Everything in the listing except the pictures should be written out exactly.

(Data records)
+++

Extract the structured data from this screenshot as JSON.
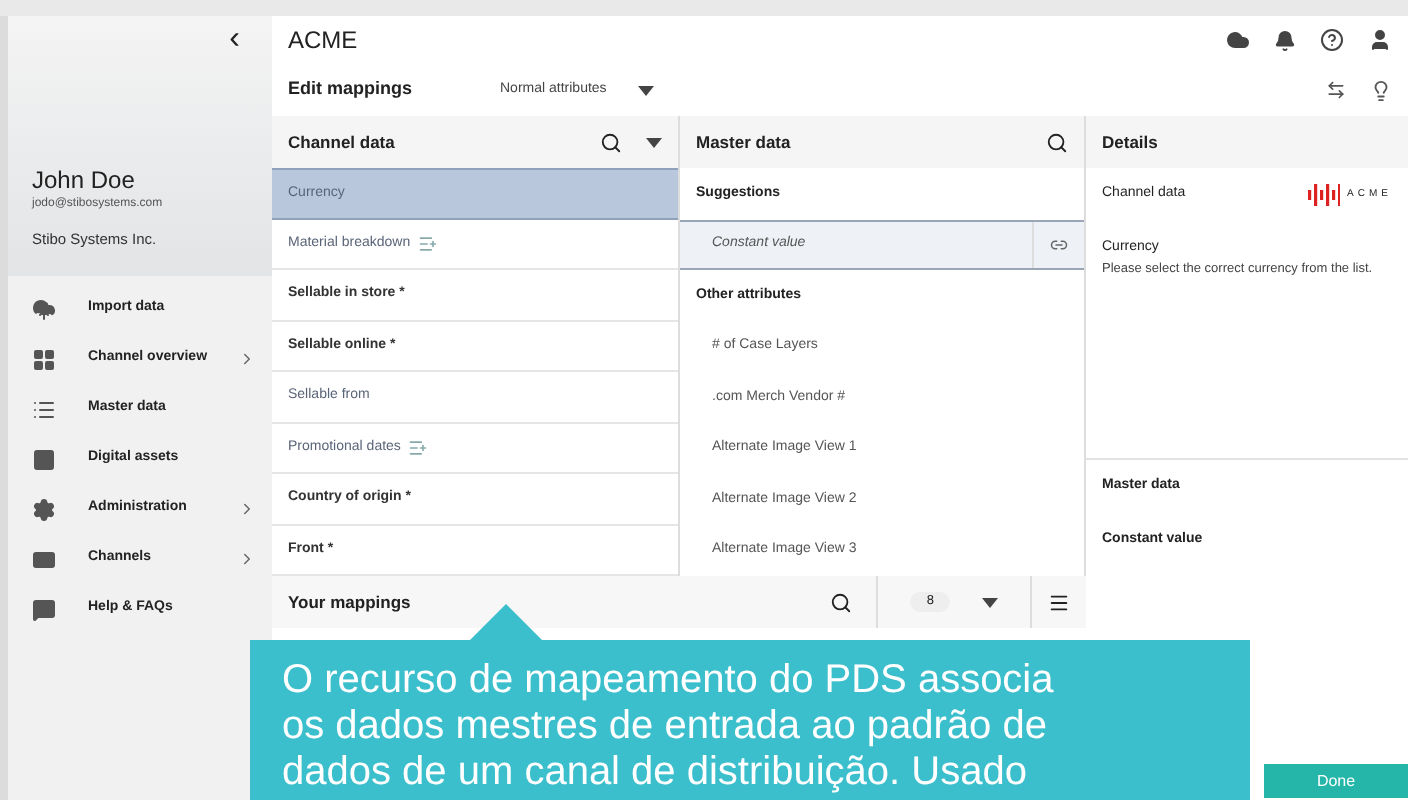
{
  "sidebar": {
    "collapse_glyph": "‹",
    "user": {
      "name": "John Doe",
      "email": "jodo@stibosystems.com",
      "company": "Stibo Systems Inc."
    },
    "items": [
      {
        "label": "Import data",
        "expandable": false
      },
      {
        "label": "Channel overview",
        "expandable": true
      },
      {
        "label": "Master data",
        "expandable": false
      },
      {
        "label": "Digital assets",
        "expandable": false
      },
      {
        "label": "Administration",
        "expandable": true
      },
      {
        "label": "Channels",
        "expandable": true
      },
      {
        "label": "Help & FAQs",
        "expandable": false
      }
    ]
  },
  "header": {
    "title": "ACME"
  },
  "toolbar": {
    "title": "Edit mappings",
    "filter": "Normal attributes"
  },
  "channel_data": {
    "title": "Channel data",
    "rows": [
      {
        "label": "Currency",
        "required": false,
        "addable": false,
        "selected": true
      },
      {
        "label": "Material breakdown",
        "required": false,
        "addable": true,
        "selected": false
      },
      {
        "label": "Sellable in store *",
        "required": true,
        "addable": false,
        "selected": false
      },
      {
        "label": "Sellable online *",
        "required": true,
        "addable": false,
        "selected": false
      },
      {
        "label": "Sellable from",
        "required": false,
        "addable": false,
        "selected": false
      },
      {
        "label": "Promotional dates",
        "required": false,
        "addable": true,
        "selected": false
      },
      {
        "label": "Country of origin *",
        "required": true,
        "addable": false,
        "selected": false
      },
      {
        "label": "Front *",
        "required": true,
        "addable": false,
        "selected": false
      }
    ]
  },
  "master_data": {
    "title": "Master data",
    "rows": [
      {
        "kind": "section",
        "label": "Suggestions"
      },
      {
        "kind": "link",
        "label": "Constant value",
        "selected": true
      },
      {
        "kind": "section",
        "label": "Other attributes"
      },
      {
        "kind": "item",
        "label": "# of Case Layers"
      },
      {
        "kind": "item",
        "label": ".com Merch Vendor #"
      },
      {
        "kind": "item",
        "label": "Alternate Image View 1"
      },
      {
        "kind": "item",
        "label": "Alternate Image View 2"
      },
      {
        "kind": "item",
        "label": "Alternate Image View 3"
      }
    ]
  },
  "mappings_bar": {
    "title": "Your mappings",
    "count": "8"
  },
  "details": {
    "title": "Details",
    "channel_label": "Channel data",
    "logo_text": "ACME",
    "field": "Currency",
    "description": "Please select the correct currency from the list.",
    "master_label": "Master data",
    "master_value": "Constant value",
    "done": "Done"
  },
  "callout": {
    "text": "O recurso de mapeamento do PDS associa os dados mestres de entrada ao padrão de dados de um canal de distribuição. Usado"
  }
}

+++

### ANSWER FOR THIS EXERCISE
Extract the structured data from this screenshot as JSON.
{
  "sidebar": {
    "collapse_glyph": "‹",
    "user": {
      "name": "John Doe",
      "email": "jodo@stibosystems.com",
      "company": "Stibo Systems Inc."
    },
    "items": [
      {
        "label": "Import data",
        "expandable": false
      },
      {
        "label": "Channel overview",
        "expandable": true
      },
      {
        "label": "Master data",
        "expandable": false
      },
      {
        "label": "Digital assets",
        "expandable": false
      },
      {
        "label": "Administration",
        "expandable": true
      },
      {
        "label": "Channels",
        "expandable": true
      },
      {
        "label": "Help & FAQs",
        "expandable": false
      }
    ]
  },
  "header": {
    "title": "ACME"
  },
  "toolbar": {
    "title": "Edit mappings",
    "filter": "Normal attributes"
  },
  "channel_data": {
    "title": "Channel data",
    "rows": [
      {
        "label": "Currency",
        "required": false,
        "addable": false,
        "selected": true
      },
      {
        "label": "Material breakdown",
        "required": false,
        "addable": true,
        "selected": false
      },
      {
        "label": "Sellable in store *",
        "required": true,
        "addable": false,
        "selected": false
      },
      {
        "label": "Sellable online *",
        "required": true,
        "addable": false,
        "selected": false
      },
      {
        "label": "Sellable from",
        "required": false,
        "addable": false,
        "selected": false
      },
      {
        "label": "Promotional dates",
        "required": false,
        "addable": true,
        "selected": false
      },
      {
        "label": "Country of origin *",
        "required": true,
        "addable": false,
        "selected": false
      },
      {
        "label": "Front *",
        "required": true,
        "addable": false,
        "selected": false
      }
    ]
  },
  "master_data": {
    "title": "Master data",
    "rows": [
      {
        "kind": "section",
        "label": "Suggestions"
      },
      {
        "kind": "link",
        "label": "Constant value",
        "selected": true
      },
      {
        "kind": "section",
        "label": "Other attributes"
      },
      {
        "kind": "item",
        "label": "# of Case Layers"
      },
      {
        "kind": "item",
        "label": ".com Merch Vendor #"
      },
      {
        "kind": "item",
        "label": "Alternate Image View 1"
      },
      {
        "kind": "item",
        "label": "Alternate Image View 2"
      },
      {
        "kind": "item",
        "label": "Alternate Image View 3"
      }
    ]
  },
  "mappings_bar": {
    "title": "Your mappings",
    "count": "8"
  },
  "details": {
    "title": "Details",
    "channel_label": "Channel data",
    "logo_text": "ACME",
    "field": "Currency",
    "description": "Please select the correct currency from the list.",
    "master_label": "Master data",
    "master_value": "Constant value",
    "done": "Done"
  },
  "callout": {
    "text": "O recurso de mapeamento do PDS associa os dados mestres de entrada ao padrão de dados de um canal de distribuição. Usado"
  }
}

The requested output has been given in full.